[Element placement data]
▶
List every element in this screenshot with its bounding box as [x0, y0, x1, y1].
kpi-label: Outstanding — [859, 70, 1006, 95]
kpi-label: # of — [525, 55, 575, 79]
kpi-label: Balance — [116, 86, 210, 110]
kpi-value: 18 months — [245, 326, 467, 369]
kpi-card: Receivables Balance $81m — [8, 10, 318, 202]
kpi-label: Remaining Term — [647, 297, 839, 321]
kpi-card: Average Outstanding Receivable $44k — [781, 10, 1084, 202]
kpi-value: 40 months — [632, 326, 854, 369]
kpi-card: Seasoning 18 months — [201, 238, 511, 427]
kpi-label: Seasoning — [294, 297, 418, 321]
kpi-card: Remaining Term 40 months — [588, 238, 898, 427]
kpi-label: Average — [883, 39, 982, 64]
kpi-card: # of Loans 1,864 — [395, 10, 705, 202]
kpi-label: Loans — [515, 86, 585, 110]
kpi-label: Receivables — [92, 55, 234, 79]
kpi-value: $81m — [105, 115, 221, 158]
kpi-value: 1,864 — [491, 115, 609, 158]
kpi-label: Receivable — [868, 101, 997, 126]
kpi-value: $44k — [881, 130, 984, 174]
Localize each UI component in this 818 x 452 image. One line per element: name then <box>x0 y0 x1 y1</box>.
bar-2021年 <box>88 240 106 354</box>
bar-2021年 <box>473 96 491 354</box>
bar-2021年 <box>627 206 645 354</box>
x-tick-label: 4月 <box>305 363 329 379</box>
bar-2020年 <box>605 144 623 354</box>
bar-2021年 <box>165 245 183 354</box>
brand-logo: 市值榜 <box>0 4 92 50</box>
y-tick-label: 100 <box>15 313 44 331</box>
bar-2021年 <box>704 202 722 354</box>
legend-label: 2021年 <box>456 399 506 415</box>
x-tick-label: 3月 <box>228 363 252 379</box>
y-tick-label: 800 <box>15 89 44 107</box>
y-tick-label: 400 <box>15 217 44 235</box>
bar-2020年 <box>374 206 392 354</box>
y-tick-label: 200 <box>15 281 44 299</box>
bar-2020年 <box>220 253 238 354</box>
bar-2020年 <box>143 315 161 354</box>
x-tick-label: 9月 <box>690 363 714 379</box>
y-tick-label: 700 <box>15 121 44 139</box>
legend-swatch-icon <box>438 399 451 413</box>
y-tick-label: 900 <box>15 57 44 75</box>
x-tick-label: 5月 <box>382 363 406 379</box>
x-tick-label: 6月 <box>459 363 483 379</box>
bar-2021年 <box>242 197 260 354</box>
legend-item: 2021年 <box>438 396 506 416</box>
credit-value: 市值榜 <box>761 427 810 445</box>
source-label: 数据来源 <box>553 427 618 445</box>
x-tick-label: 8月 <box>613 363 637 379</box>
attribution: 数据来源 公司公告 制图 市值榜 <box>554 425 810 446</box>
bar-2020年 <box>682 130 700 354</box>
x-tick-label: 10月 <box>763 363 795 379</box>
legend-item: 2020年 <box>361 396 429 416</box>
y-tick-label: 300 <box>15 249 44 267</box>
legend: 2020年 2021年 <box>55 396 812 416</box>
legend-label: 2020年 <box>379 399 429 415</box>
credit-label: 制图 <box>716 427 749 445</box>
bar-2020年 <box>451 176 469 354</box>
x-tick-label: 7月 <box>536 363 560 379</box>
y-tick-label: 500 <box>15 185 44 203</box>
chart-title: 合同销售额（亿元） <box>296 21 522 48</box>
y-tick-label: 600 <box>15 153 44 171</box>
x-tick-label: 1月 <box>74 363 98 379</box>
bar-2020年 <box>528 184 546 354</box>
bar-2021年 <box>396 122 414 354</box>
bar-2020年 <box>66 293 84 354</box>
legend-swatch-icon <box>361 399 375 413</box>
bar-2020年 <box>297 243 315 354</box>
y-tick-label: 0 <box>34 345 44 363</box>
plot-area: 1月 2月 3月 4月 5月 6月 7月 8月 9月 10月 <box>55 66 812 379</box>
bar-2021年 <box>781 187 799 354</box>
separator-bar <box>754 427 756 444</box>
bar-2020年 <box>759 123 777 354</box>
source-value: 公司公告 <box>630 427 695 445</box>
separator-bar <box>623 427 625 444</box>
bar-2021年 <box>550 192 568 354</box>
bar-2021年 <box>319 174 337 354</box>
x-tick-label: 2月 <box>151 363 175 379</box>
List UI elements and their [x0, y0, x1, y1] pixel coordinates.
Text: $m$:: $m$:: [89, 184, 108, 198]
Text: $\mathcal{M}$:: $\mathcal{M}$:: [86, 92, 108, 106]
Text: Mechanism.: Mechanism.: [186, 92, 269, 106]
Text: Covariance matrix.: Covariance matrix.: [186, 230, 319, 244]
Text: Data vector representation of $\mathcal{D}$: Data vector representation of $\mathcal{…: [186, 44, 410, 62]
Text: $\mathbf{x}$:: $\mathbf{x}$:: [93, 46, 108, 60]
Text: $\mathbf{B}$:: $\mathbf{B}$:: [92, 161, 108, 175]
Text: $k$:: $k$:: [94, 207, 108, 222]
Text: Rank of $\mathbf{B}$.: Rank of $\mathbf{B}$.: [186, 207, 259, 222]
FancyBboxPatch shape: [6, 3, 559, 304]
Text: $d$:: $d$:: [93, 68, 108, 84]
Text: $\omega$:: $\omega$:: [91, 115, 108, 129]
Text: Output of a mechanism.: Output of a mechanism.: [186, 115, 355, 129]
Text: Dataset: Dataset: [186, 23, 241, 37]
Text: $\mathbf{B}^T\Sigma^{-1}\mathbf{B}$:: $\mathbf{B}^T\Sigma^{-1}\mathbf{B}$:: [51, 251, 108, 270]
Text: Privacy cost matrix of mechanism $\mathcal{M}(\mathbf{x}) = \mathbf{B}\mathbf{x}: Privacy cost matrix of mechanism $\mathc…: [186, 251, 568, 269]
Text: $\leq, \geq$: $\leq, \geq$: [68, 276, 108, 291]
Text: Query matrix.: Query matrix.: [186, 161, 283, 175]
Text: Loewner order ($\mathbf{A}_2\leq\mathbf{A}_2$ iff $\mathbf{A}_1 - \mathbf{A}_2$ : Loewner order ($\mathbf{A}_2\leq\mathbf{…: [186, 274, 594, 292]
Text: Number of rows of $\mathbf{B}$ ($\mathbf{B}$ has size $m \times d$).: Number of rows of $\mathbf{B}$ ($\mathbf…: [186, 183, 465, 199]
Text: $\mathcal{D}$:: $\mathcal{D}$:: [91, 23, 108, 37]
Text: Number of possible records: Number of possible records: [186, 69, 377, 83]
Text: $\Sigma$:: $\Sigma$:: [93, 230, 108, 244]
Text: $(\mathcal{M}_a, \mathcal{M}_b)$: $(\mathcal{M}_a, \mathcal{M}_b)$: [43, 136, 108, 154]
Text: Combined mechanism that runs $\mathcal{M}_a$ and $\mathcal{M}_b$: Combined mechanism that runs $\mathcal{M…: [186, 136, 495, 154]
◀
> WHAT THE EXERCISE ASKS:
Edit everything from the start of the material down to the line containing "kpi-value: $44k — [881, 130, 984, 174]", swapping "kpi-label" for "metric-label" and leaving the rest untouched.

> TASK SOLUTION:
List every element in this screenshot with its bounding box as [x0, y0, x1, y1].
metric-label: Outstanding — [859, 70, 1006, 95]
metric-label: # of — [525, 55, 575, 79]
metric-label: Balance — [116, 86, 210, 110]
kpi-value: 18 months — [245, 326, 467, 369]
kpi-card: Receivables Balance $81m — [8, 10, 318, 202]
metric-label: Remaining Term — [647, 297, 839, 321]
kpi-card: Average Outstanding Receivable $44k — [781, 10, 1084, 202]
kpi-value: 40 months — [632, 326, 854, 369]
kpi-card: Seasoning 18 months — [201, 238, 511, 427]
metric-label: Seasoning — [294, 297, 418, 321]
kpi-card: Remaining Term 40 months — [588, 238, 898, 427]
metric-label: Average — [883, 39, 982, 64]
kpi-card: # of Loans 1,864 — [395, 10, 705, 202]
metric-label: Loans — [515, 86, 585, 110]
metric-label: Receivables — [92, 55, 234, 79]
kpi-value: $81m — [105, 115, 221, 158]
kpi-value: 1,864 — [491, 115, 609, 158]
metric-label: Receivable — [868, 101, 997, 126]
kpi-value: $44k — [881, 130, 984, 174]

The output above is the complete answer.